Tally up the lines that include "classified" and state that number by itself.

— BEGIN Material for this task —

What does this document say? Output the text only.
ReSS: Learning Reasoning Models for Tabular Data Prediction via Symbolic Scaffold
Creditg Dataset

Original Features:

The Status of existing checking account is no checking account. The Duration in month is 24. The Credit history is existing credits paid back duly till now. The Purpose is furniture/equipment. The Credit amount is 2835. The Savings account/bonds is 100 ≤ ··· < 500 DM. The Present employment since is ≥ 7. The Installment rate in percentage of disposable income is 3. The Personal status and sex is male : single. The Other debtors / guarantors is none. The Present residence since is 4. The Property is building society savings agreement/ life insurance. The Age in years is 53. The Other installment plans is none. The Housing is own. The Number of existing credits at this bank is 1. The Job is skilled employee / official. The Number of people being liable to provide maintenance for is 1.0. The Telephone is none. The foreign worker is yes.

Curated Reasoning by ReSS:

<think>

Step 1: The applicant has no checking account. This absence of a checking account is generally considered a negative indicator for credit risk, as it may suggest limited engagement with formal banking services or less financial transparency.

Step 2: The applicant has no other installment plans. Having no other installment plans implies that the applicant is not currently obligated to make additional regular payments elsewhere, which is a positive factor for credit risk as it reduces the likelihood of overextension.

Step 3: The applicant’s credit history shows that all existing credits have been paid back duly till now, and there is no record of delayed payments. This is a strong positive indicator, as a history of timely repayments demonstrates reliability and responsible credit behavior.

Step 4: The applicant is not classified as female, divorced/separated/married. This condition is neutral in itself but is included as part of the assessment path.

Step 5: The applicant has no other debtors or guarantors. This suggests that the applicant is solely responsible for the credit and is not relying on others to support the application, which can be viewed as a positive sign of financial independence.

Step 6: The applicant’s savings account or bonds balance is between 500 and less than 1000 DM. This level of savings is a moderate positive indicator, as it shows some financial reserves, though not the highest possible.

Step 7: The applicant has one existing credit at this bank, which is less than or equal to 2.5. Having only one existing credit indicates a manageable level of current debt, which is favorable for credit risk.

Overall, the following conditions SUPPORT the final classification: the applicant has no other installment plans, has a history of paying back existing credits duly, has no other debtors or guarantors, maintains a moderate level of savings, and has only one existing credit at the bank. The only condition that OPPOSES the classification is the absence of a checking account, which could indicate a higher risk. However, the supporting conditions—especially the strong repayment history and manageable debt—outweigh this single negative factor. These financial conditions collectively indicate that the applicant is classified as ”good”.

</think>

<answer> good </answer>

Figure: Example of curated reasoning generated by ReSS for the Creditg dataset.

— END Material for this task —
— BEGIN Material for this task —

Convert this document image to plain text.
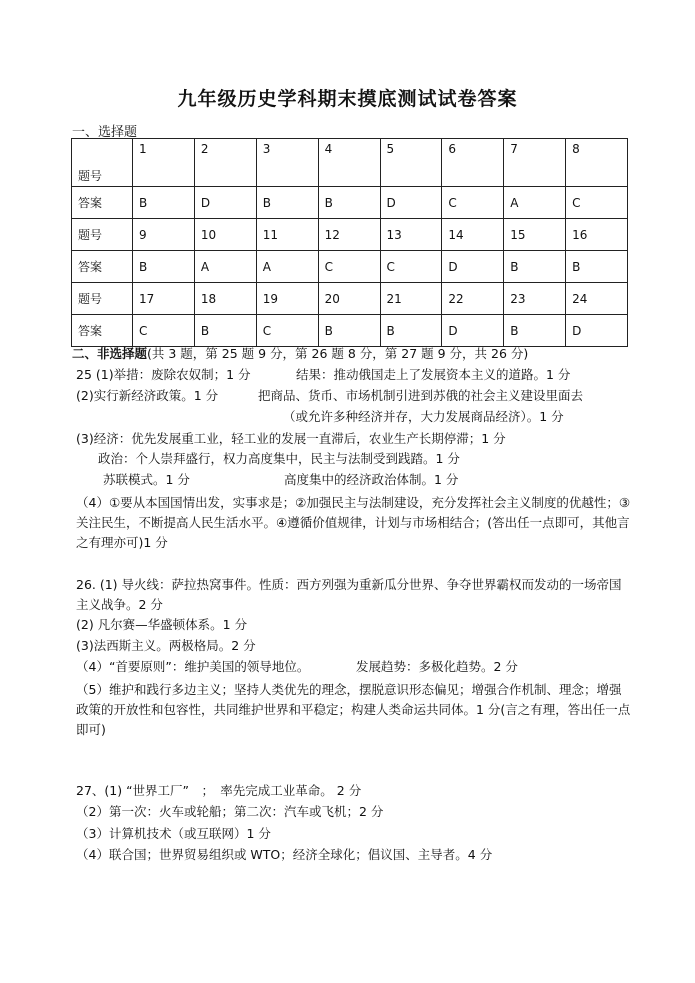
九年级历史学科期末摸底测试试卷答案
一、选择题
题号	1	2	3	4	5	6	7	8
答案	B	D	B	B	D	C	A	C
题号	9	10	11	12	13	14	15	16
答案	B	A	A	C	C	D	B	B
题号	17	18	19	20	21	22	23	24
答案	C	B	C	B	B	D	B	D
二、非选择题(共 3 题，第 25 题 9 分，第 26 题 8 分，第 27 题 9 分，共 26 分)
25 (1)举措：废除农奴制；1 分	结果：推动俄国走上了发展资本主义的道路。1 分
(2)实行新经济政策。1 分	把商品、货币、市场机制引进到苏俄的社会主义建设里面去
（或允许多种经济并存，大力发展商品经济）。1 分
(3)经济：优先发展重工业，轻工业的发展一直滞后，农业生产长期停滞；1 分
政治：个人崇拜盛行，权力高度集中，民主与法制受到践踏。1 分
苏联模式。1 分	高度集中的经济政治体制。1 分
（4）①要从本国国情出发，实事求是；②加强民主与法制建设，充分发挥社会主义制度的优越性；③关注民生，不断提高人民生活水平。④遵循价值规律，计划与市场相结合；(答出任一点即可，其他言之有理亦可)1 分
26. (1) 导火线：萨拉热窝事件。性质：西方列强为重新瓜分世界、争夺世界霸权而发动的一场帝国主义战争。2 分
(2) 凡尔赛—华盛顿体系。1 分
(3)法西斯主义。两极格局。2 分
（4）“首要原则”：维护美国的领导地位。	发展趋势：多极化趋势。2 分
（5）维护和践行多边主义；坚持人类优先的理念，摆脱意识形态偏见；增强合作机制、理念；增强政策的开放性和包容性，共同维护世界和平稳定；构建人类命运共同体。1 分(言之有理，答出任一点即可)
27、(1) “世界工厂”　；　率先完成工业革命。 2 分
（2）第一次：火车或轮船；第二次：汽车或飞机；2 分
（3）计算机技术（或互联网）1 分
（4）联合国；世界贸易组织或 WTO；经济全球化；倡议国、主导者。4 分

— END Material for this task —

Problem solution >> 2